[Stored entries]
## start
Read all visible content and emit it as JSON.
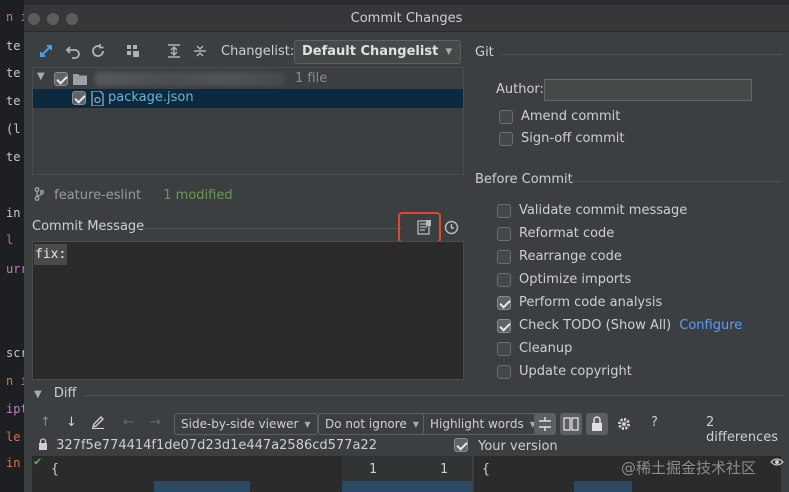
{
  "window": {
    "title": "Commit Changes"
  },
  "editor_strip": {
    "fragments": [
      "n i",
      "te",
      "te",
      "te",
      "(l",
      "te",
      "in",
      "l ",
      "urr",
      "scr",
      "n i",
      "ipt",
      "le",
      "in"
    ]
  },
  "toolbar": {
    "changelist_label": "Changelist:",
    "changelist_value": "Default Changelist",
    "icons": [
      "diff-icon",
      "undo-icon",
      "refresh-icon",
      "group-icon",
      "expand-all-icon",
      "collapse-all-icon"
    ]
  },
  "files": {
    "root_count": "1 file",
    "items": [
      {
        "name": "package.json",
        "checked": true
      }
    ]
  },
  "branch": {
    "name": "feature-eslint",
    "status": "1 modified"
  },
  "commit_message": {
    "label": "Commit Message",
    "text": "fix:"
  },
  "git": {
    "header": "Git",
    "author_label": "Author:",
    "author_value": "",
    "options": [
      {
        "label": "Amend commit",
        "checked": false
      },
      {
        "label": "Sign-off commit",
        "checked": false
      }
    ]
  },
  "before_commit": {
    "header": "Before Commit",
    "options": [
      {
        "label": "Validate commit message",
        "checked": false
      },
      {
        "label": "Reformat code",
        "checked": false
      },
      {
        "label": "Rearrange code",
        "checked": false
      },
      {
        "label": "Optimize imports",
        "checked": false
      },
      {
        "label": "Perform code analysis",
        "checked": true
      },
      {
        "label": "Check TODO (Show All)",
        "checked": true,
        "link": "Configure"
      },
      {
        "label": "Cleanup",
        "checked": false
      },
      {
        "label": "Update copyright",
        "checked": false
      }
    ]
  },
  "diff": {
    "header": "Diff",
    "viewer": "Side-by-side viewer",
    "ignore": "Do not ignore",
    "highlight": "Highlight words",
    "differences": "2 differences",
    "help": "?",
    "commit_hash": "327f5e774414f1de07d23d1e447a2586cd577a22",
    "your_version": "Your version",
    "your_version_checked": true,
    "left_line": "{",
    "right_line": "{",
    "left_num": "1",
    "right_num": "1"
  },
  "watermark": "@稀土掘金技术社区",
  "colors": {
    "accent_link": "#589df6",
    "selection": "#0d293e",
    "highlight_box": "#e0482c",
    "file_name": "#6fb3d2",
    "branch_status": "#6a9955"
  }
}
## end
## EXERCISE GOAL
Make an exact copy of the whole listing, but don't bring over any pictures.

## FULL OUTPUT
Read all visible content and emit it as JSON.
{
  "window": {
    "title": "Commit Changes"
  },
  "editor_strip": {
    "fragments": [
      "n i",
      "te",
      "te",
      "te",
      "(l",
      "te",
      "in",
      "l ",
      "urr",
      "scr",
      "n i",
      "ipt",
      "le",
      "in"
    ]
  },
  "toolbar": {
    "changelist_label": "Changelist:",
    "changelist_value": "Default Changelist",
    "icons": [
      "diff-icon",
      "undo-icon",
      "refresh-icon",
      "group-icon",
      "expand-all-icon",
      "collapse-all-icon"
    ]
  },
  "files": {
    "root_count": "1 file",
    "items": [
      {
        "name": "package.json",
        "checked": true
      }
    ]
  },
  "branch": {
    "name": "feature-eslint",
    "status": "1 modified"
  },
  "commit_message": {
    "label": "Commit Message",
    "text": "fix:"
  },
  "git": {
    "header": "Git",
    "author_label": "Author:",
    "author_value": "",
    "options": [
      {
        "label": "Amend commit",
        "checked": false
      },
      {
        "label": "Sign-off commit",
        "checked": false
      }
    ]
  },
  "before_commit": {
    "header": "Before Commit",
    "options": [
      {
        "label": "Validate commit message",
        "checked": false
      },
      {
        "label": "Reformat code",
        "checked": false
      },
      {
        "label": "Rearrange code",
        "checked": false
      },
      {
        "label": "Optimize imports",
        "checked": false
      },
      {
        "label": "Perform code analysis",
        "checked": true
      },
      {
        "label": "Check TODO (Show All)",
        "checked": true,
        "link": "Configure"
      },
      {
        "label": "Cleanup",
        "checked": false
      },
      {
        "label": "Update copyright",
        "checked": false
      }
    ]
  },
  "diff": {
    "header": "Diff",
    "viewer": "Side-by-side viewer",
    "ignore": "Do not ignore",
    "highlight": "Highlight words",
    "differences": "2 differences",
    "help": "?",
    "commit_hash": "327f5e774414f1de07d23d1e447a2586cd577a22",
    "your_version": "Your version",
    "your_version_checked": true,
    "left_line": "{",
    "right_line": "{",
    "left_num": "1",
    "right_num": "1"
  },
  "watermark": "@稀土掘金技术社区",
  "colors": {
    "accent_link": "#589df6",
    "selection": "#0d293e",
    "highlight_box": "#e0482c",
    "file_name": "#6fb3d2",
    "branch_status": "#6a9955"
  }
}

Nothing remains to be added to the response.